**Collection entries**
>>>
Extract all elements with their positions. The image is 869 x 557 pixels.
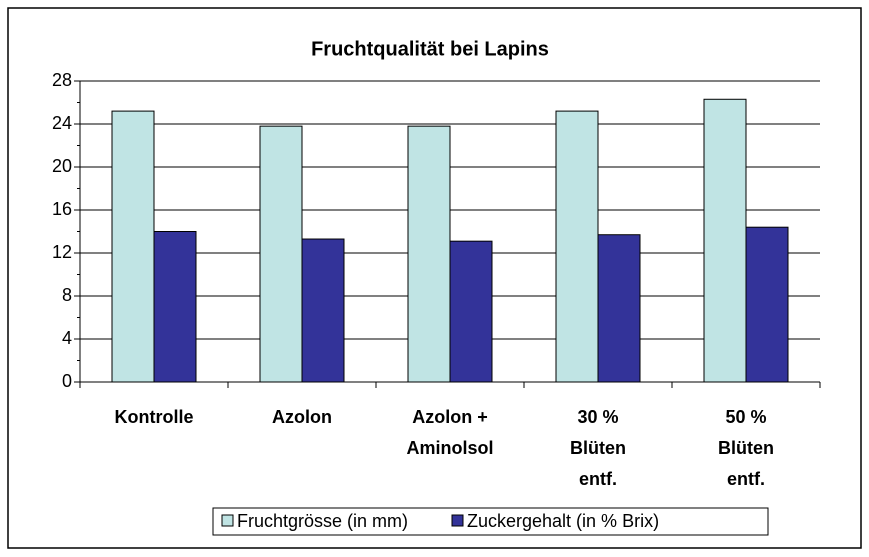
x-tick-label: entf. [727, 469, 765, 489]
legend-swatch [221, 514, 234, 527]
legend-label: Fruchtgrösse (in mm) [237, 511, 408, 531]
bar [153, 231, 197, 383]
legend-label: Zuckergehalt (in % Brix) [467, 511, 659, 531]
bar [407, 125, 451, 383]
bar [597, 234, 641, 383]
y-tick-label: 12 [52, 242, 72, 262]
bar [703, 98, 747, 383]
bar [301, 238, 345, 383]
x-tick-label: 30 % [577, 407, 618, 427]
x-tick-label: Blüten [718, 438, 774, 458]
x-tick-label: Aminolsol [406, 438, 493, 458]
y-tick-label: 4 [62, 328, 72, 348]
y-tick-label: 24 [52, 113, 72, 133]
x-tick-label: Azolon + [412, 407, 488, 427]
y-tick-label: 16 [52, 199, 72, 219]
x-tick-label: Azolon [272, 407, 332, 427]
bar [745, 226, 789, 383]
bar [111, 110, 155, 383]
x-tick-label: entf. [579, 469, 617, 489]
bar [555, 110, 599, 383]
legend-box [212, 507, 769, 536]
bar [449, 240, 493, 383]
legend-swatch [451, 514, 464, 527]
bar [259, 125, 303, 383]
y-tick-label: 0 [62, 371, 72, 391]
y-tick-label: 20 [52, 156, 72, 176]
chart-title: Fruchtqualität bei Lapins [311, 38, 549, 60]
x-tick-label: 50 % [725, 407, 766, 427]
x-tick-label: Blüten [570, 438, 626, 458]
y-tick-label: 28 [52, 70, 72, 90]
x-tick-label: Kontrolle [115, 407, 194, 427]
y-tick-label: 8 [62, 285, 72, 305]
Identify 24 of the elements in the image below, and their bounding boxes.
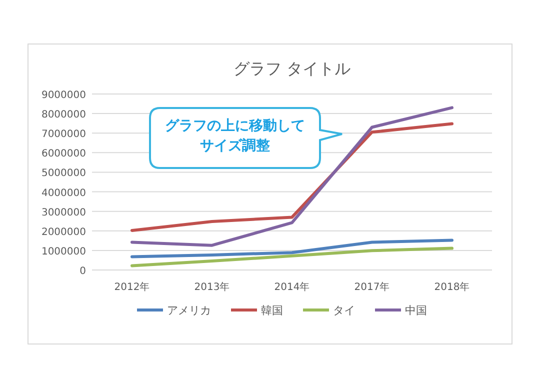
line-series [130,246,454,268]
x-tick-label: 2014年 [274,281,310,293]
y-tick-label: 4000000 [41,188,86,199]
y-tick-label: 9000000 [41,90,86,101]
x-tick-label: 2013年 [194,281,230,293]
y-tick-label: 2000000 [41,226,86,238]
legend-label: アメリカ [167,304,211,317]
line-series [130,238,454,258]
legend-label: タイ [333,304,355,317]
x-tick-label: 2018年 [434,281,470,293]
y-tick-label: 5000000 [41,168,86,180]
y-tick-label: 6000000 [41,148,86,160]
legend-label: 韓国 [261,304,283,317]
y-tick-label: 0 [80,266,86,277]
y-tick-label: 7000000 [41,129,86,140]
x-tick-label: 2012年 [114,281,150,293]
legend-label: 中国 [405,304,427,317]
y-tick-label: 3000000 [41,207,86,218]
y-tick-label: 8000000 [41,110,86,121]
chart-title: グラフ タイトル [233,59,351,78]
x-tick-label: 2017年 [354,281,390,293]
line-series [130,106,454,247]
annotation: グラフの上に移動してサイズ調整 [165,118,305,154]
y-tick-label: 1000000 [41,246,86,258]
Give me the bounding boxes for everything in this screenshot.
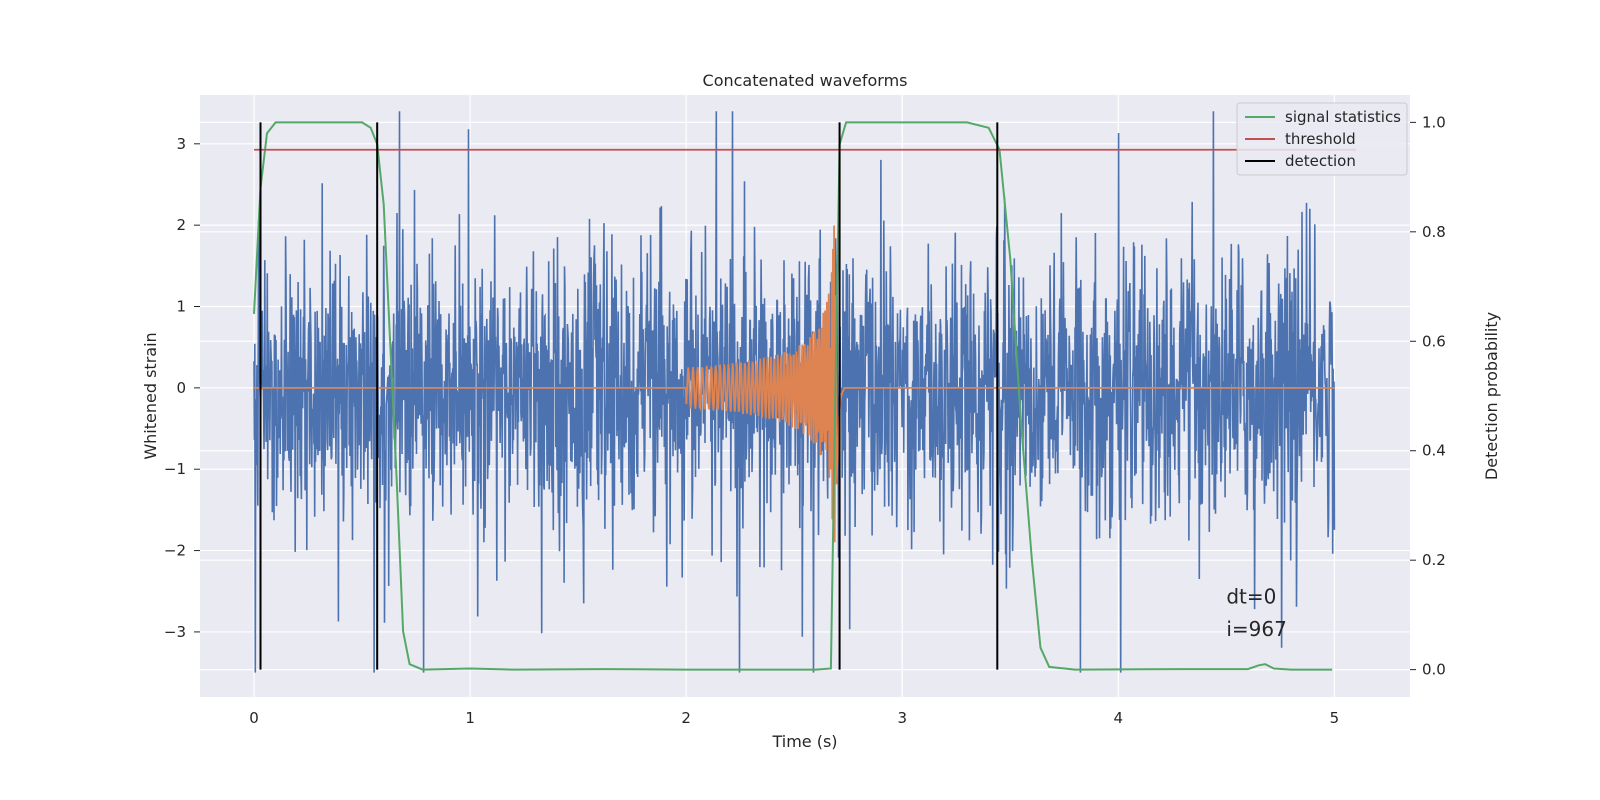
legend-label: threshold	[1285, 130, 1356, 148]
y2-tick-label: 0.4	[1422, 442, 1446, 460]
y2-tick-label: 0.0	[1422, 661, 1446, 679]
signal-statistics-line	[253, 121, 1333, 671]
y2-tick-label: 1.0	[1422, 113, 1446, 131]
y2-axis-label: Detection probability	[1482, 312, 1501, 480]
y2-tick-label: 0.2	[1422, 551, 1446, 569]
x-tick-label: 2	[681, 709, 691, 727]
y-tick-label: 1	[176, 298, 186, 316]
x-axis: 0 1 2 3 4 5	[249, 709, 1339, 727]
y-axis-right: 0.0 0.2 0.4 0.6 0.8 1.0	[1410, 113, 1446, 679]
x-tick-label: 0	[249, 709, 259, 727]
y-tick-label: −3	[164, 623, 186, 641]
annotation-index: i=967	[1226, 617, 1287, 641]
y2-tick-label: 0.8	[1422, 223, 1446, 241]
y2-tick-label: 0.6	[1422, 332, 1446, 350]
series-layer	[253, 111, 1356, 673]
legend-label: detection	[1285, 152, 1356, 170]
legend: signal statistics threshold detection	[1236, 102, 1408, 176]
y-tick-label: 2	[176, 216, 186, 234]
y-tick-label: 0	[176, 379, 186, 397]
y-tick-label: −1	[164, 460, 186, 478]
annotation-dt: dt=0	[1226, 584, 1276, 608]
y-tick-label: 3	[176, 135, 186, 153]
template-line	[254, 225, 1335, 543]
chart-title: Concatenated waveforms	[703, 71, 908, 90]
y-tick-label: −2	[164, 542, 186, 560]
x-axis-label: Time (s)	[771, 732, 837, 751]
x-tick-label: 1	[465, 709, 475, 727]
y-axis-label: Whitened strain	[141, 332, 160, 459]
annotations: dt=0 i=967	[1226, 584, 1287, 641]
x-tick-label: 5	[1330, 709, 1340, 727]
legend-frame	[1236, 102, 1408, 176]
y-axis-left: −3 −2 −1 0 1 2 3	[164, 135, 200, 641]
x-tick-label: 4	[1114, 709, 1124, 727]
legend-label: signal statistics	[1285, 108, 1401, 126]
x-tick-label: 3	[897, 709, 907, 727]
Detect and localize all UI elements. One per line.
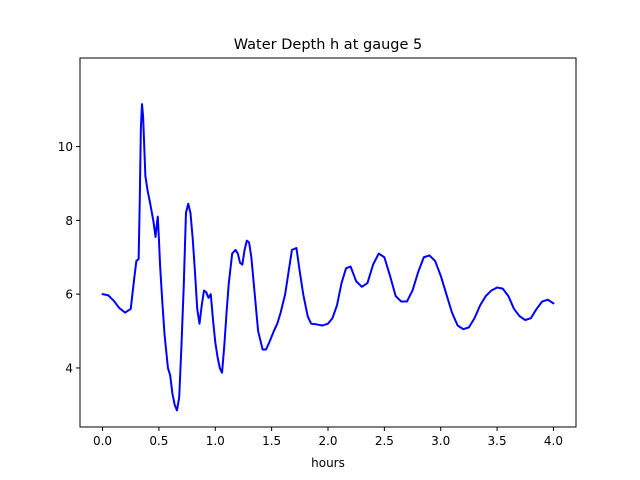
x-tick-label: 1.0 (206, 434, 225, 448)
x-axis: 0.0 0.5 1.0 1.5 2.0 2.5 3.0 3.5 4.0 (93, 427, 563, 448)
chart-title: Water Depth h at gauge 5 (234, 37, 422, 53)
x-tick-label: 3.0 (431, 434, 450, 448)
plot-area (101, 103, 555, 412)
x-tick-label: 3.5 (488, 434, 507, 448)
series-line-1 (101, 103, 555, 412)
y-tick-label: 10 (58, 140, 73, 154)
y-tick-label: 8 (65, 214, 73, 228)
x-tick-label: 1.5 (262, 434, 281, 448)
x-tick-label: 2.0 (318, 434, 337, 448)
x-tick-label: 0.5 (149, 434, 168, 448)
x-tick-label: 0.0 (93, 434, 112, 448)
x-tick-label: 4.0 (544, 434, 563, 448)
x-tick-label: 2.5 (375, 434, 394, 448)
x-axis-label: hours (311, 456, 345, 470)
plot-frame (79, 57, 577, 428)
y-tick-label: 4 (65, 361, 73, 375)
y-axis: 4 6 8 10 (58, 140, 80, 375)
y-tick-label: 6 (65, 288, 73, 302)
<<<
**Exercise**
Reproduce only the part of the records that opens with the line containing "130, 1356, 148]" and closes with the line containing "379, 186, 397]". In it, substitute "secondary-tick-label" for every "y2-tick-label" and leave everything else unchanged.

**Task answer**
legend-label: threshold	[1285, 130, 1356, 148]
secondary-tick-label: 0.4	[1422, 442, 1446, 460]
secondary-tick-label: 0.0	[1422, 661, 1446, 679]
signal-statistics-line	[253, 121, 1333, 671]
secondary-tick-label: 1.0	[1422, 113, 1446, 131]
y2-axis-label: Detection probability	[1482, 312, 1501, 480]
secondary-tick-label: 0.2	[1422, 551, 1446, 569]
x-tick-label: 2	[681, 709, 691, 727]
y-tick-label: 1	[176, 298, 186, 316]
x-axis: 0 1 2 3 4 5	[249, 709, 1339, 727]
y-axis-right: 0.0 0.2 0.4 0.6 0.8 1.0	[1410, 113, 1446, 679]
x-tick-label: 0	[249, 709, 259, 727]
y-tick-label: −3	[164, 623, 186, 641]
annotation-index: i=967	[1226, 617, 1287, 641]
secondary-tick-label: 0.8	[1422, 223, 1446, 241]
secondary-tick-label: 0.6	[1422, 332, 1446, 350]
series-layer	[253, 111, 1356, 673]
legend-label: detection	[1285, 152, 1356, 170]
legend: signal statistics threshold detection	[1236, 102, 1408, 176]
y-tick-label: 2	[176, 216, 186, 234]
y-tick-label: 0	[176, 379, 186, 397]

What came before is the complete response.